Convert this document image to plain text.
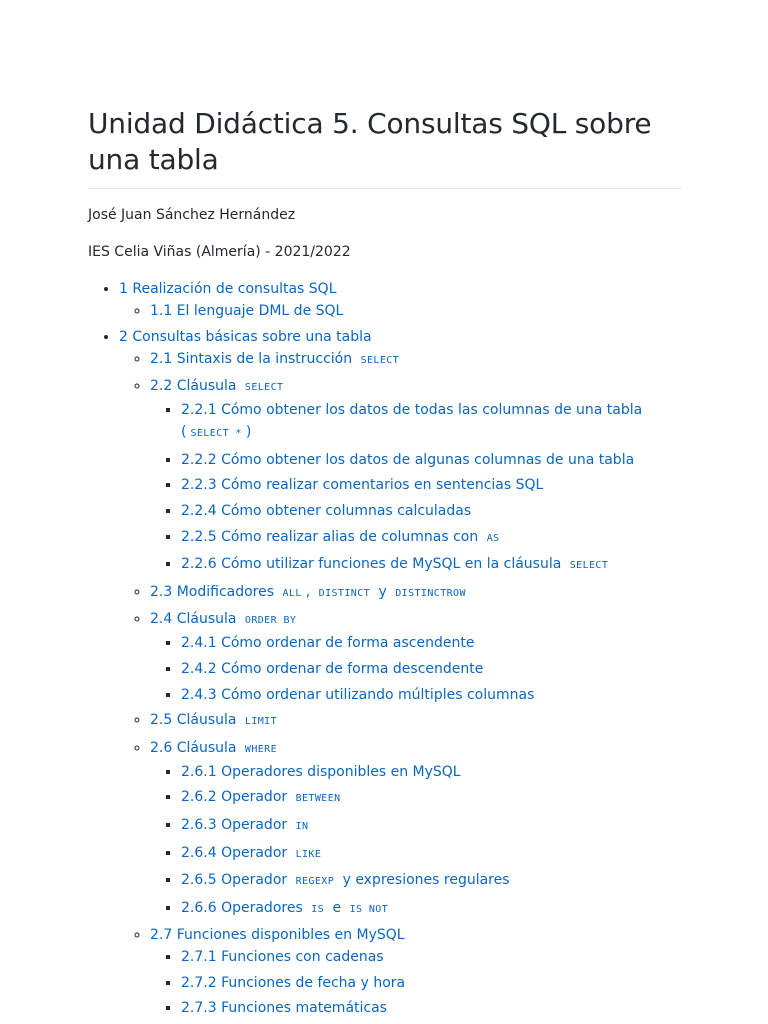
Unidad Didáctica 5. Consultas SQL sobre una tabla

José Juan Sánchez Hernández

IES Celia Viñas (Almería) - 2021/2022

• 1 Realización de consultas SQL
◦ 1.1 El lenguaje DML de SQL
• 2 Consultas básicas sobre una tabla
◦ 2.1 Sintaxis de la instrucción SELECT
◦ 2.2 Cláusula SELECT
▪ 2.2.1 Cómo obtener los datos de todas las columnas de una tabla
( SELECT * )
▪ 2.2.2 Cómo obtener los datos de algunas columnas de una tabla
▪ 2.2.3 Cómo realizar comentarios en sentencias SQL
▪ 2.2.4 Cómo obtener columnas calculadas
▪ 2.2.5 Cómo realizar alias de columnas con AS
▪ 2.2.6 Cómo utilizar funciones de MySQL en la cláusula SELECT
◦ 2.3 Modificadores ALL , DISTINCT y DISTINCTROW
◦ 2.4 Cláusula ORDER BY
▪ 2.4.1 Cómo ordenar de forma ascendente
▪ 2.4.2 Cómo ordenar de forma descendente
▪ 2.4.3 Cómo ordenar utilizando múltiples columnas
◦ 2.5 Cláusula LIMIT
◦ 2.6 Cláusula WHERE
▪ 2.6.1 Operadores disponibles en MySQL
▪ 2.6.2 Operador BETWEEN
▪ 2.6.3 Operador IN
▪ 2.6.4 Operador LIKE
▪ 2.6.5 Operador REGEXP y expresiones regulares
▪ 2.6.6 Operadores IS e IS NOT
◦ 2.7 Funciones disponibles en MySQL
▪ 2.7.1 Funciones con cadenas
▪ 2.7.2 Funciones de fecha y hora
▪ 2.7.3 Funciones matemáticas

=-=-=-=-=

Leave out the pictures and output the rest of the material exactly as written.

Convert this document image to plain text.
Unidad Didáctica 5. Consultas SQL sobre una tabla

José Juan Sánchez Hernández

IES Celia Viñas (Almería) - 2021/2022

• 1 Realización de consultas SQL
◦ 1.1 El lenguaje DML de SQL
• 2 Consultas básicas sobre una tabla
◦ 2.1 Sintaxis de la instrucción SELECT
◦ 2.2 Cláusula SELECT
▪ 2.2.1 Cómo obtener los datos de todas las columnas de una tabla
( SELECT * )
▪ 2.2.2 Cómo obtener los datos de algunas columnas de una tabla
▪ 2.2.3 Cómo realizar comentarios en sentencias SQL
▪ 2.2.4 Cómo obtener columnas calculadas
▪ 2.2.5 Cómo realizar alias de columnas con AS
▪ 2.2.6 Cómo utilizar funciones de MySQL en la cláusula SELECT
◦ 2.3 Modificadores ALL , DISTINCT y DISTINCTROW
◦ 2.4 Cláusula ORDER BY
▪ 2.4.1 Cómo ordenar de forma ascendente
▪ 2.4.2 Cómo ordenar de forma descendente
▪ 2.4.3 Cómo ordenar utilizando múltiples columnas
◦ 2.5 Cláusula LIMIT
◦ 2.6 Cláusula WHERE
▪ 2.6.1 Operadores disponibles en MySQL
▪ 2.6.2 Operador BETWEEN
▪ 2.6.3 Operador IN
▪ 2.6.4 Operador LIKE
▪ 2.6.5 Operador REGEXP y expresiones regulares
▪ 2.6.6 Operadores IS e IS NOT
◦ 2.7 Funciones disponibles en MySQL
▪ 2.7.1 Funciones con cadenas
▪ 2.7.2 Funciones de fecha y hora
▪ 2.7.3 Funciones matemáticas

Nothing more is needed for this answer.